▼
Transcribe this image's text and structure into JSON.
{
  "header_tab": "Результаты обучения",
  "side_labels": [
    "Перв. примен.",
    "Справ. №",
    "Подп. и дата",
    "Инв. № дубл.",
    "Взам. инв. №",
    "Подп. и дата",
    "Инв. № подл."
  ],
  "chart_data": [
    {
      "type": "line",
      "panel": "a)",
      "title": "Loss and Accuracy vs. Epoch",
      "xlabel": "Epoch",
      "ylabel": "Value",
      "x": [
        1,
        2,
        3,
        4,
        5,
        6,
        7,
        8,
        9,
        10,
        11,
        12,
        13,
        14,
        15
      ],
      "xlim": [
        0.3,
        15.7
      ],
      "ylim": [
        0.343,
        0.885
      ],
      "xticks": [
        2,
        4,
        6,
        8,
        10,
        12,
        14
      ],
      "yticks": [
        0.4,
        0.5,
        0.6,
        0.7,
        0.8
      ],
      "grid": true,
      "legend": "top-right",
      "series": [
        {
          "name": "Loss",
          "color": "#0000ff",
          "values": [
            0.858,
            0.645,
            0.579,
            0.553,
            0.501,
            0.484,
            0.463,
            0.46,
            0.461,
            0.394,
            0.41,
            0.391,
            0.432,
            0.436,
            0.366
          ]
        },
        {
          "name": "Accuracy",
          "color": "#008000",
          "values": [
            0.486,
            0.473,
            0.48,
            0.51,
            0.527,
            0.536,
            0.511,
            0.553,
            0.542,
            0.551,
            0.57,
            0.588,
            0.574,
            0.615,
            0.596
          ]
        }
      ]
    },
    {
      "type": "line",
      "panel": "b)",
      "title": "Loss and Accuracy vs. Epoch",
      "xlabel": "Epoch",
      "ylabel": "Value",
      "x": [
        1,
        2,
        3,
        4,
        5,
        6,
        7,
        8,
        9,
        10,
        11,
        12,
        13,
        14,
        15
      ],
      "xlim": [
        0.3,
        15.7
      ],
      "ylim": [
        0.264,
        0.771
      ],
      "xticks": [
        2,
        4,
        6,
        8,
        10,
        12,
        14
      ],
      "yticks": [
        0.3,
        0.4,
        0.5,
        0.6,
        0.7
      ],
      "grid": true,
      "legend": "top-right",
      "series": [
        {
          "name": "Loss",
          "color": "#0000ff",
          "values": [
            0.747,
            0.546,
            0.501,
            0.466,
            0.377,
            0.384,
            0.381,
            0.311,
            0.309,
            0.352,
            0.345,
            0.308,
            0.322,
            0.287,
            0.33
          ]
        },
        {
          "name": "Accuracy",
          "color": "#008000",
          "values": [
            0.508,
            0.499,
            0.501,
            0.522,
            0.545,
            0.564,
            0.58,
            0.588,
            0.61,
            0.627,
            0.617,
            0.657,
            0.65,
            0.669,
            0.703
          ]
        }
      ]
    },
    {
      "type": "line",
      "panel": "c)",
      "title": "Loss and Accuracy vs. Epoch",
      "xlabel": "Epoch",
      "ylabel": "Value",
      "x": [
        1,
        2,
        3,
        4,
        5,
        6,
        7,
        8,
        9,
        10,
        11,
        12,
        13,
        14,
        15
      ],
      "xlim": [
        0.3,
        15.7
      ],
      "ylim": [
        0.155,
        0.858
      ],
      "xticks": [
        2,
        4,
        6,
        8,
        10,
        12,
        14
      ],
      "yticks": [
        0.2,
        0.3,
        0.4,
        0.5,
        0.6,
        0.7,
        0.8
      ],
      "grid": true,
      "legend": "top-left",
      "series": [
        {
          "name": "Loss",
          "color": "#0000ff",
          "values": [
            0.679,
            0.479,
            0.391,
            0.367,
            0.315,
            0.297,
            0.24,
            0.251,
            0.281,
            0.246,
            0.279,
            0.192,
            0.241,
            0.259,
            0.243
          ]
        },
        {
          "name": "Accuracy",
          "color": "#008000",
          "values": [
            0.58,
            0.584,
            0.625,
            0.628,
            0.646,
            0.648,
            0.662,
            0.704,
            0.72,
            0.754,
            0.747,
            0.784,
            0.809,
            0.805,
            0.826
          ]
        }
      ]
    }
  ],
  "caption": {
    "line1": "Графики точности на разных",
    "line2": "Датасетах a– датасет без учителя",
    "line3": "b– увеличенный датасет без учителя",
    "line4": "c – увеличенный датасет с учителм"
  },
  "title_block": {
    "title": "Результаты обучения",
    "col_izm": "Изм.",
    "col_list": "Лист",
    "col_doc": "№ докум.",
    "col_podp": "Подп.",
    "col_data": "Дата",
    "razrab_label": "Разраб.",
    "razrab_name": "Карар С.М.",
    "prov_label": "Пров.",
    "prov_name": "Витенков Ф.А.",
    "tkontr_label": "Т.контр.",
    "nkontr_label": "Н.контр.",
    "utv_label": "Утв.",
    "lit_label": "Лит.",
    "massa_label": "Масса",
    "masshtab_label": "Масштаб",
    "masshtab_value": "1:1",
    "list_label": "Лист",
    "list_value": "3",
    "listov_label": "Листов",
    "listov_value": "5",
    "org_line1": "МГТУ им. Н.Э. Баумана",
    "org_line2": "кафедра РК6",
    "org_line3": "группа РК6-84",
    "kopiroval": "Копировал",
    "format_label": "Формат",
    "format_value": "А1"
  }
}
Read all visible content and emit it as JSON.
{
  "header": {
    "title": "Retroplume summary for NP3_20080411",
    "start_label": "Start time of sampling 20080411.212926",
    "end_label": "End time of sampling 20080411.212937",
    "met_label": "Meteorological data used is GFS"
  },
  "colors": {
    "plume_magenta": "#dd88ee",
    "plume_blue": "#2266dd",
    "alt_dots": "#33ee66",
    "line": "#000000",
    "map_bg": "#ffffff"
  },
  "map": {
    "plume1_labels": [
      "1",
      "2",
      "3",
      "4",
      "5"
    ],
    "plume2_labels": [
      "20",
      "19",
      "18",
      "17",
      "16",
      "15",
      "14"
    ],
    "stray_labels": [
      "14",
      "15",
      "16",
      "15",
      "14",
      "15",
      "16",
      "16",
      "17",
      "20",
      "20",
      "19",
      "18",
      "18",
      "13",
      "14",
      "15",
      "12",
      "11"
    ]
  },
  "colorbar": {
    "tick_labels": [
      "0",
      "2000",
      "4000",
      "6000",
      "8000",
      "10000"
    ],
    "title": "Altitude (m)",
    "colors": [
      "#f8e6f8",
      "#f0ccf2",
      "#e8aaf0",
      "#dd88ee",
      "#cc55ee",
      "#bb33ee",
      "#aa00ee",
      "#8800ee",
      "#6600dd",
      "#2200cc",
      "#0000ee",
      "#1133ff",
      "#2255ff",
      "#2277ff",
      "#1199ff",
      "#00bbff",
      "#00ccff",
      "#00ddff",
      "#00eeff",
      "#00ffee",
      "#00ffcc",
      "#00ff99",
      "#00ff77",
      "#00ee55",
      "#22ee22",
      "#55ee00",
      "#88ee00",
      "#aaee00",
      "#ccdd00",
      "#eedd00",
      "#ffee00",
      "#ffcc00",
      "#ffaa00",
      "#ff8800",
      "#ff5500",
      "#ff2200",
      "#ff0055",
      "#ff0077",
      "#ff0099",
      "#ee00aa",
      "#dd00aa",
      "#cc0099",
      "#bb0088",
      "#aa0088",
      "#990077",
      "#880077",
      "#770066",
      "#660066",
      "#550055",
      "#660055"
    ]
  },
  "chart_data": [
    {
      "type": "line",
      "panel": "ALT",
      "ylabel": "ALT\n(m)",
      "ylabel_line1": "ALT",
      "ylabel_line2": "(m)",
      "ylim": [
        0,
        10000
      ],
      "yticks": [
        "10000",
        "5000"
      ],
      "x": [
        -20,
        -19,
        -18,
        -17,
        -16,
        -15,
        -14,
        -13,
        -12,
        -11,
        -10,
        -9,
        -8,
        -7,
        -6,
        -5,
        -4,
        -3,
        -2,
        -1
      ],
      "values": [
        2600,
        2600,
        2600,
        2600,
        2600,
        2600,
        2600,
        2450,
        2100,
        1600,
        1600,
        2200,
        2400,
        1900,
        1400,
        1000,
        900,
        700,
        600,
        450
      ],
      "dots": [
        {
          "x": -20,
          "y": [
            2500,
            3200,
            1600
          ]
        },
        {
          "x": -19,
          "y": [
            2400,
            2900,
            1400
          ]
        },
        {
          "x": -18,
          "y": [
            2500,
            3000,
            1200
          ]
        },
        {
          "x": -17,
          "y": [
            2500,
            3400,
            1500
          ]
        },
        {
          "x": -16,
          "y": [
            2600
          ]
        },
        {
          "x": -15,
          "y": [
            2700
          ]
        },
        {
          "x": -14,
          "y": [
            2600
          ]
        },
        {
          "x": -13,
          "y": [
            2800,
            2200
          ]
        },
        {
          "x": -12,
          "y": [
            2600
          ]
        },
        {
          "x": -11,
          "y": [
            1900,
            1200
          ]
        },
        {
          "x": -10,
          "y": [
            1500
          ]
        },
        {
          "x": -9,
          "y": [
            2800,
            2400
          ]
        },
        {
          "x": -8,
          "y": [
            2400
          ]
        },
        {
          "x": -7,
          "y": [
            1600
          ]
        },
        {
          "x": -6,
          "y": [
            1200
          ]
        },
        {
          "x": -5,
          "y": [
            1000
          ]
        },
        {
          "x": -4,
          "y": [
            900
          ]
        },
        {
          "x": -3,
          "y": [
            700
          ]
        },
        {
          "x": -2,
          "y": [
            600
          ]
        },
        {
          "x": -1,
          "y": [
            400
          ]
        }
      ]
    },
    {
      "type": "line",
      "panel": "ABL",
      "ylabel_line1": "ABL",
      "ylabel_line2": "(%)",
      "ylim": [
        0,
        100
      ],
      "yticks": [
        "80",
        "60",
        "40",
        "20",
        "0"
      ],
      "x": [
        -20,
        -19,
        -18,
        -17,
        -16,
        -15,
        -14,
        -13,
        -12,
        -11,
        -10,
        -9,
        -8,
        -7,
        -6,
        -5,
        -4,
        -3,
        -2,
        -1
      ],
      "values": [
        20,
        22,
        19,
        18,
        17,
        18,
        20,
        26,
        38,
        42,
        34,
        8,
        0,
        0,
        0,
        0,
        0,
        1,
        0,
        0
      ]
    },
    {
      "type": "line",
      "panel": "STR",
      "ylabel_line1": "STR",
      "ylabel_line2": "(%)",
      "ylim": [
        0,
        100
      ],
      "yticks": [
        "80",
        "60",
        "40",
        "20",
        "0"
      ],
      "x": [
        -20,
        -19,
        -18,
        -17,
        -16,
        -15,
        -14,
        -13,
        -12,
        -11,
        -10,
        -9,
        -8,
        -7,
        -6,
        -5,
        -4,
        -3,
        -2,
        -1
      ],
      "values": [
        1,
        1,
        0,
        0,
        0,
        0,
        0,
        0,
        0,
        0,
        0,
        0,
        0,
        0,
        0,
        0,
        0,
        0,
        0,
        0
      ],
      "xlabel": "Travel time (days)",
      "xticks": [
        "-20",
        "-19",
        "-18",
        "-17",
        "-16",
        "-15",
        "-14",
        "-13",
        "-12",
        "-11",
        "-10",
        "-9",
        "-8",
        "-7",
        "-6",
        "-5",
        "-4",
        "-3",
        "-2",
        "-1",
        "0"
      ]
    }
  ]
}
▲
■ **To be done**
List every line above containing the word "учителя".

■ **Result for this task**
    "line2": "Датасетах a– датасет без учителя",
    "line3": "b– увеличенный датасет без учителя",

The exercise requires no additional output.